* TASK INSTRUCTIONS
Return the material word for word. Do not include pictures.

Excerpts from a figure dataset:
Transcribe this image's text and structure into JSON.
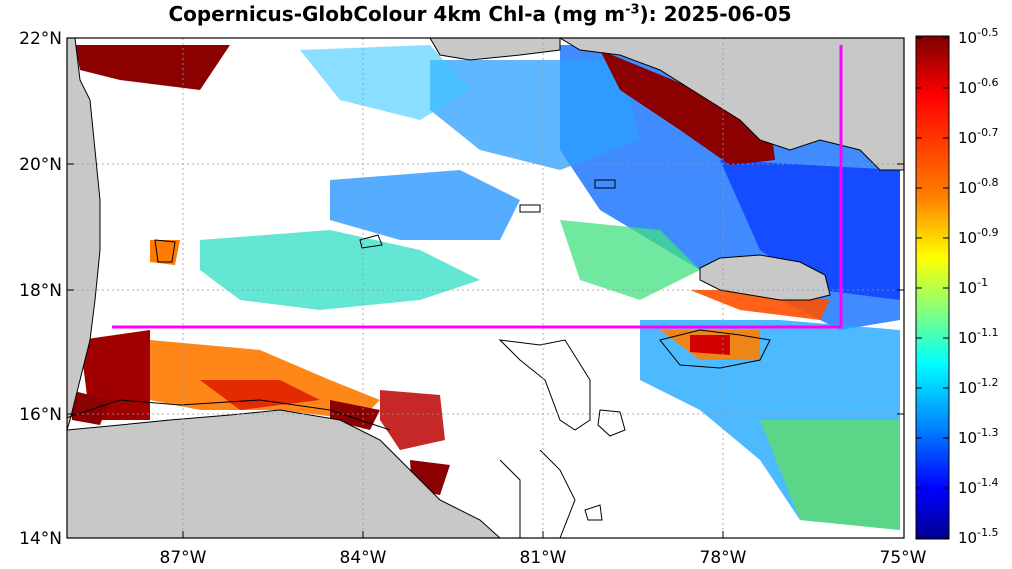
{
  "title": {
    "prefix": "Copernicus-GlobColour 4km Chl-a (mg m",
    "exponent": "-3",
    "suffix": "): 2025-06-05"
  },
  "axes": {
    "lat_labels": [
      "22°N",
      "20°N",
      "18°N",
      "16°N",
      "14°N"
    ],
    "lon_labels": [
      "87°W",
      "84°W",
      "81°W",
      "78°W",
      "75°W"
    ]
  },
  "colorbar": {
    "base": "10",
    "exponents": [
      "-0.5",
      "-0.6",
      "-0.7",
      "-0.8",
      "-0.9",
      "-1",
      "-1.1",
      "-1.2",
      "-1.3",
      "-1.4",
      "-1.5"
    ],
    "colors": [
      "#7f0000",
      "#ff0000",
      "#ff8000",
      "#ffff00",
      "#80ff80",
      "#00ffff",
      "#0080ff",
      "#0000ff",
      "#00008f"
    ]
  },
  "map": {
    "lon_range": [
      -89.5,
      -75
    ],
    "lat_range": [
      14,
      22
    ],
    "land_color": "#c8c8c8",
    "region_box_color": "#ff00ff"
  }
}
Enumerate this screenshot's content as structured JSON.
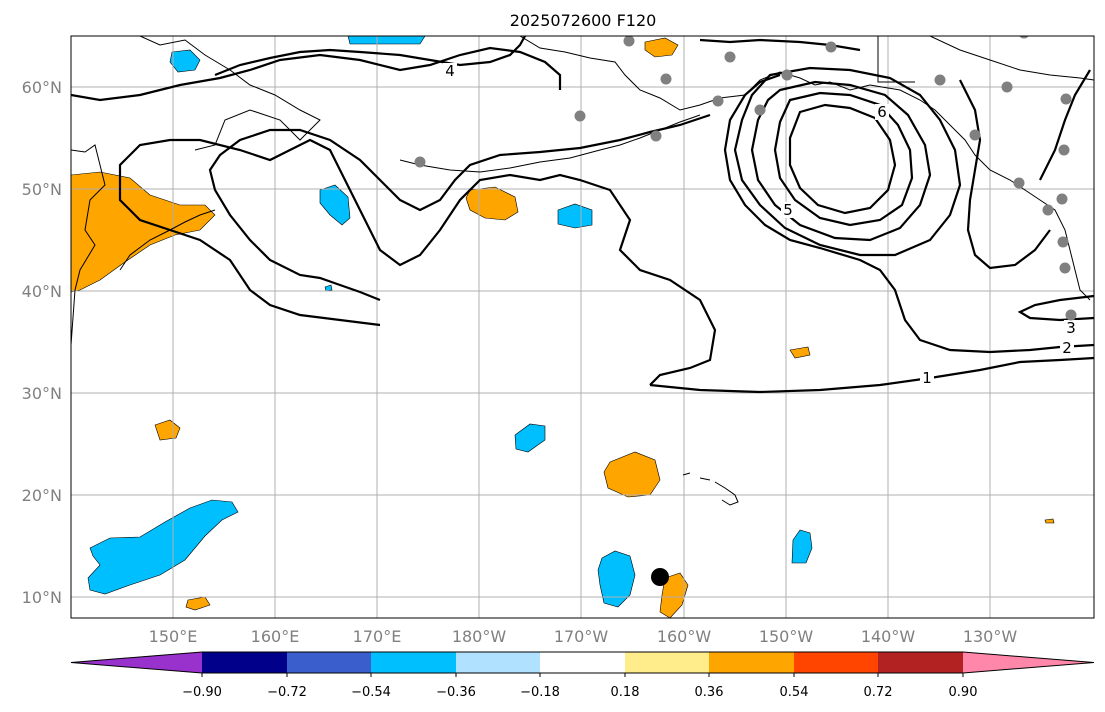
{
  "title": "2025072600 F120",
  "map": {
    "lat_labels": [
      "60°N",
      "50°N",
      "40°N",
      "30°N",
      "20°N",
      "10°N"
    ],
    "lon_labels": [
      "150°E",
      "160°E",
      "170°E",
      "180°W",
      "170°W",
      "160°W",
      "150°W",
      "140°W",
      "130°W"
    ],
    "contour_labels": [
      "1",
      "2",
      "3",
      "4",
      "5",
      "6"
    ]
  },
  "colorbar": {
    "ticks": [
      "−0.90",
      "−0.72",
      "−0.54",
      "−0.36",
      "−0.18",
      "0.18",
      "0.36",
      "0.54",
      "0.72",
      "0.90"
    ],
    "colors": [
      "#9932cc",
      "#00008b",
      "#3a5fcd",
      "#00bfff",
      "#b0e2ff",
      "#ffffff",
      "#ffec8b",
      "#ffa500",
      "#ff4500",
      "#b22222",
      "#ff88aa"
    ]
  },
  "colors": {
    "negative_fill": "#00bfff",
    "positive_fill": "#ffa500",
    "station_marker": "#808080",
    "storm_marker": "#000000"
  }
}
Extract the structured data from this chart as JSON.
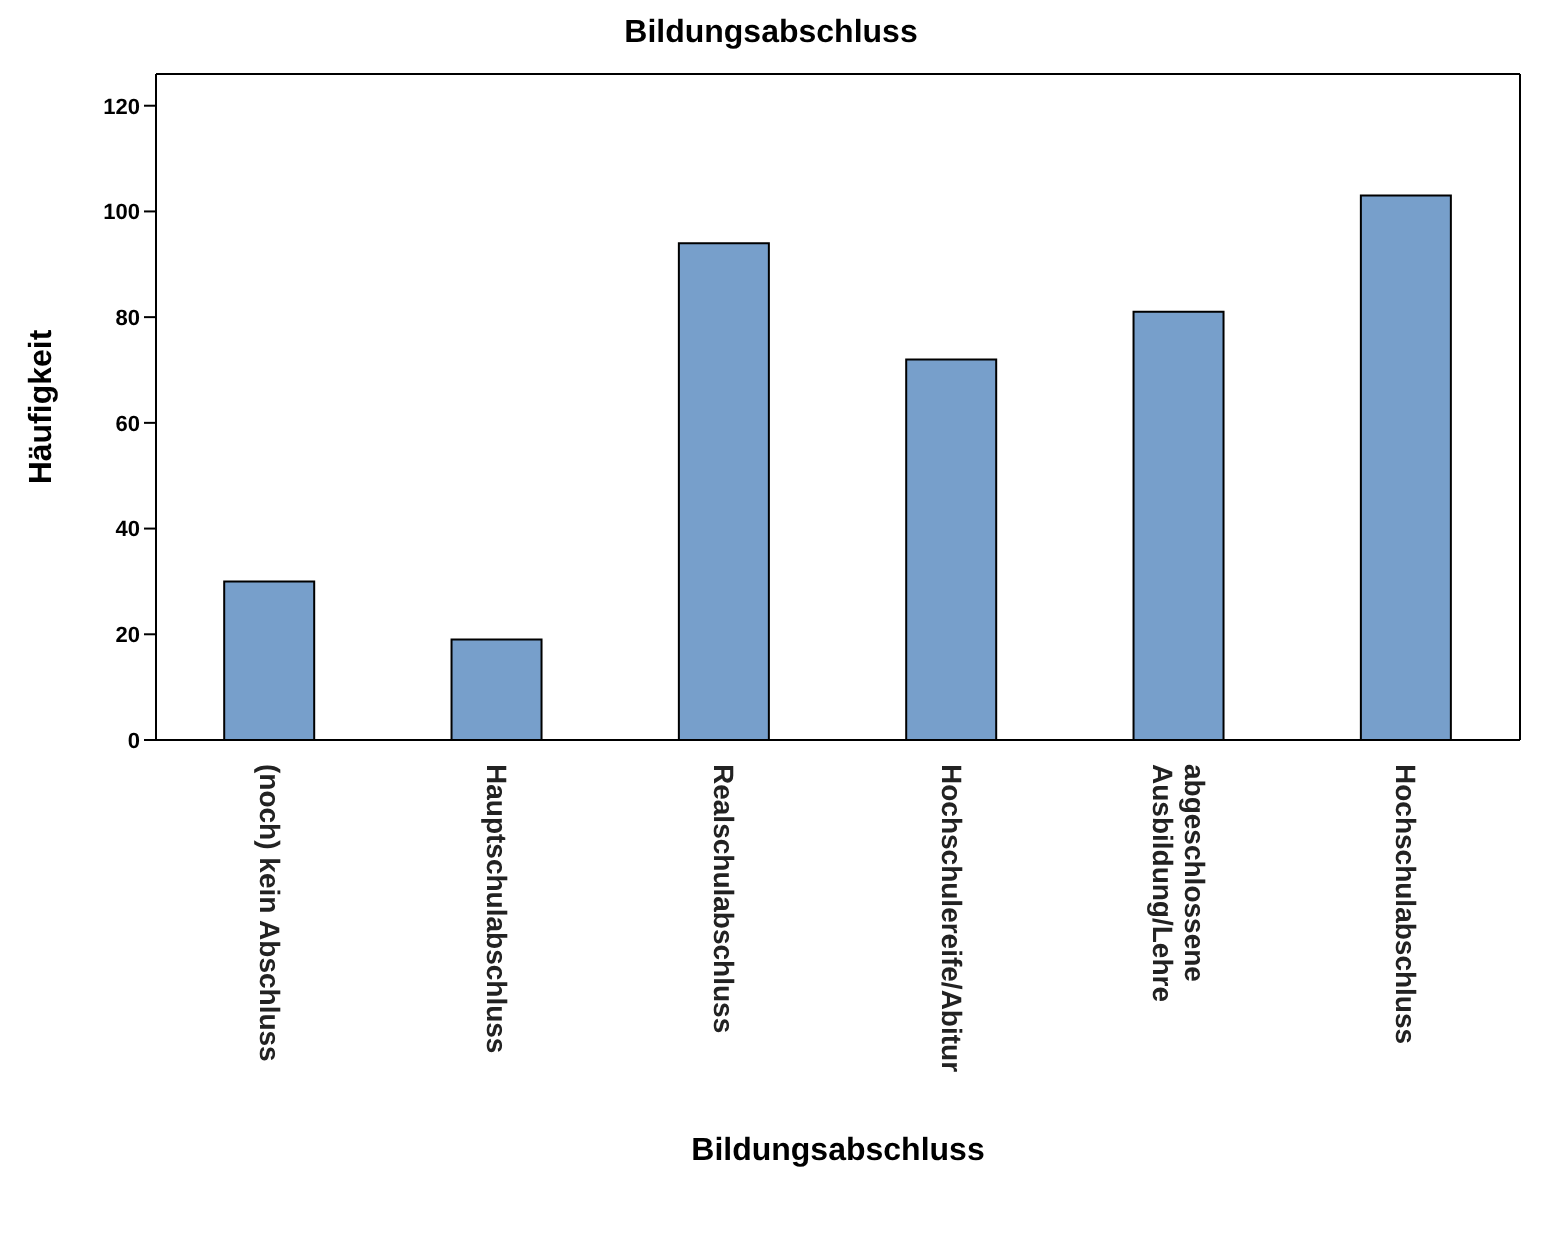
{
  "chart_data": {
    "type": "bar",
    "title": "Bildungsabschluss",
    "xlabel": "Bildungsabschluss",
    "ylabel": "Häufigkeit",
    "categories": [
      "(noch) kein Abschluss",
      "Hauptschulabschluss",
      "Realschulabschluss",
      "Hochschulereife/Abitur",
      "abgeschlossene Ausbildung/Lehre",
      "Hochschulabschluss"
    ],
    "values": [
      30,
      19,
      94,
      72,
      81,
      103
    ],
    "color": "#779fcb",
    "ylim": [
      0,
      126
    ],
    "yticks": [
      0,
      20,
      40,
      60,
      80,
      100,
      120
    ],
    "grid": false,
    "legend": false
  }
}
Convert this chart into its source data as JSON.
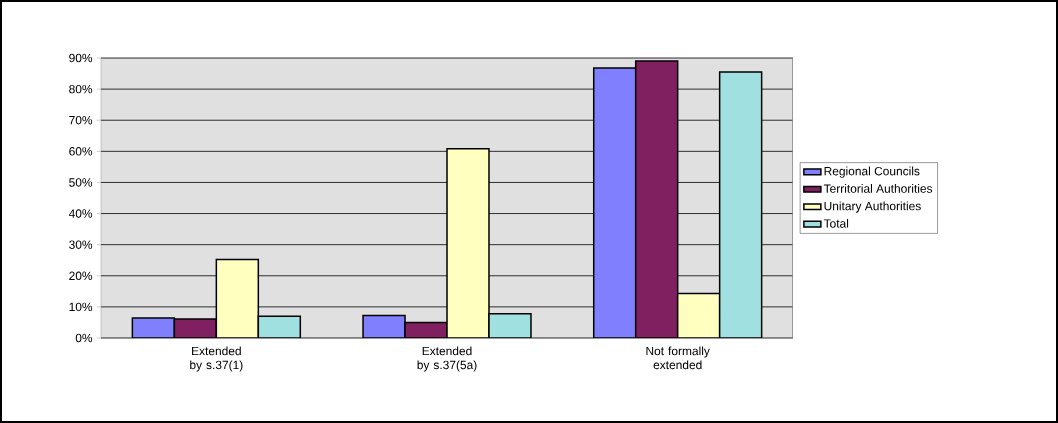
{
  "chart_data": {
    "type": "bar",
    "categories": [
      "Extended by s.37(1)",
      "Extended by s.37(5a)",
      "Not formally extended"
    ],
    "series": [
      {
        "name": "Regional Councils",
        "color": "#8080ff",
        "values": [
          6.4,
          7.2,
          86.8
        ]
      },
      {
        "name": "Territorial Authorities",
        "color": "#802060",
        "values": [
          6.1,
          5.0,
          89.0
        ]
      },
      {
        "name": "Unitary Authorities",
        "color": "#ffffc0",
        "values": [
          25.2,
          60.8,
          14.3
        ]
      },
      {
        "name": "Total",
        "color": "#a0e0e0",
        "values": [
          7.0,
          7.8,
          85.5
        ]
      }
    ],
    "ylim": [
      0,
      90
    ],
    "yticks": [
      {
        "value": 0,
        "label": "0%"
      },
      {
        "value": 10,
        "label": "10%"
      },
      {
        "value": 20,
        "label": "20%"
      },
      {
        "value": 30,
        "label": "30%"
      },
      {
        "value": 40,
        "label": "40%"
      },
      {
        "value": 50,
        "label": "50%"
      },
      {
        "value": 60,
        "label": "60%"
      },
      {
        "value": 70,
        "label": "70%"
      },
      {
        "value": 80,
        "label": "80%"
      },
      {
        "value": 90,
        "label": "90%"
      }
    ],
    "grid": "y",
    "legend": "right"
  }
}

* THE RESULT
Transcribe this image's text and structure into JSON.
{
  "title": {
    "prefix": "Copernicus-GlobColour 4km Chl-a (mg m",
    "exponent": "-3",
    "suffix": "): 2025-06-05"
  },
  "axes": {
    "lat_labels": [
      "22°N",
      "20°N",
      "18°N",
      "16°N",
      "14°N"
    ],
    "lon_labels": [
      "87°W",
      "84°W",
      "81°W",
      "78°W",
      "75°W"
    ]
  },
  "colorbar": {
    "base": "10",
    "exponents": [
      "-0.5",
      "-0.6",
      "-0.7",
      "-0.8",
      "-0.9",
      "-1",
      "-1.1",
      "-1.2",
      "-1.3",
      "-1.4",
      "-1.5"
    ],
    "colors": [
      "#7f0000",
      "#ff0000",
      "#ff8000",
      "#ffff00",
      "#80ff80",
      "#00ffff",
      "#0080ff",
      "#0000ff",
      "#00008f"
    ]
  },
  "map": {
    "lon_range": [
      -89.5,
      -75
    ],
    "lat_range": [
      14,
      22
    ],
    "land_color": "#c8c8c8",
    "region_box_color": "#ff00ff"
  }
}
Enumerate this screenshot's content as structured JSON.
{
  "title": "2025072600 F120",
  "map": {
    "lat_labels": [
      "60°N",
      "50°N",
      "40°N",
      "30°N",
      "20°N",
      "10°N"
    ],
    "lon_labels": [
      "150°E",
      "160°E",
      "170°E",
      "180°W",
      "170°W",
      "160°W",
      "150°W",
      "140°W",
      "130°W"
    ],
    "contour_labels": [
      "1",
      "2",
      "3",
      "4",
      "5",
      "6"
    ]
  },
  "colorbar": {
    "ticks": [
      "−0.90",
      "−0.72",
      "−0.54",
      "−0.36",
      "−0.18",
      "0.18",
      "0.36",
      "0.54",
      "0.72",
      "0.90"
    ],
    "colors": [
      "#9932cc",
      "#00008b",
      "#3a5fcd",
      "#00bfff",
      "#b0e2ff",
      "#ffffff",
      "#ffec8b",
      "#ffa500",
      "#ff4500",
      "#b22222",
      "#ff88aa"
    ]
  },
  "colors": {
    "negative_fill": "#00bfff",
    "positive_fill": "#ffa500",
    "station_marker": "#808080",
    "storm_marker": "#000000"
  }
}
Extract the structured data from this chart as JSON.
{
  "chart_data": {
    "type": "bar",
    "title": "Bildungsabschluss",
    "xlabel": "Bildungsabschluss",
    "ylabel": "Häufigkeit",
    "categories": [
      "(noch) kein Abschluss",
      "Hauptschulabschluss",
      "Realschulabschluss",
      "Hochschulereife/Abitur",
      "abgeschlossene Ausbildung/Lehre",
      "Hochschulabschluss"
    ],
    "values": [
      30,
      19,
      94,
      72,
      81,
      103
    ],
    "color": "#779fcb",
    "ylim": [
      0,
      126
    ],
    "yticks": [
      0,
      20,
      40,
      60,
      80,
      100,
      120
    ],
    "grid": false,
    "legend": false
  }
}
Convert this chart into its source data as JSON.
{
  "chart_data": {
    "type": "bar",
    "categories": [
      "Extended by s.37(1)",
      "Extended by s.37(5a)",
      "Not formally extended"
    ],
    "series": [
      {
        "name": "Regional Councils",
        "color": "#8080ff",
        "values": [
          6.4,
          7.2,
          86.8
        ]
      },
      {
        "name": "Territorial Authorities",
        "color": "#802060",
        "values": [
          6.1,
          5.0,
          89.0
        ]
      },
      {
        "name": "Unitary Authorities",
        "color": "#ffffc0",
        "values": [
          25.2,
          60.8,
          14.3
        ]
      },
      {
        "name": "Total",
        "color": "#a0e0e0",
        "values": [
          7.0,
          7.8,
          85.5
        ]
      }
    ],
    "ylim": [
      0,
      90
    ],
    "yticks": [
      {
        "value": 0,
        "label": "0%"
      },
      {
        "value": 10,
        "label": "10%"
      },
      {
        "value": 20,
        "label": "20%"
      },
      {
        "value": 30,
        "label": "30%"
      },
      {
        "value": 40,
        "label": "40%"
      },
      {
        "value": 50,
        "label": "50%"
      },
      {
        "value": 60,
        "label": "60%"
      },
      {
        "value": 70,
        "label": "70%"
      },
      {
        "value": 80,
        "label": "80%"
      },
      {
        "value": 90,
        "label": "90%"
      }
    ],
    "grid": "y",
    "legend": "right"
  }
}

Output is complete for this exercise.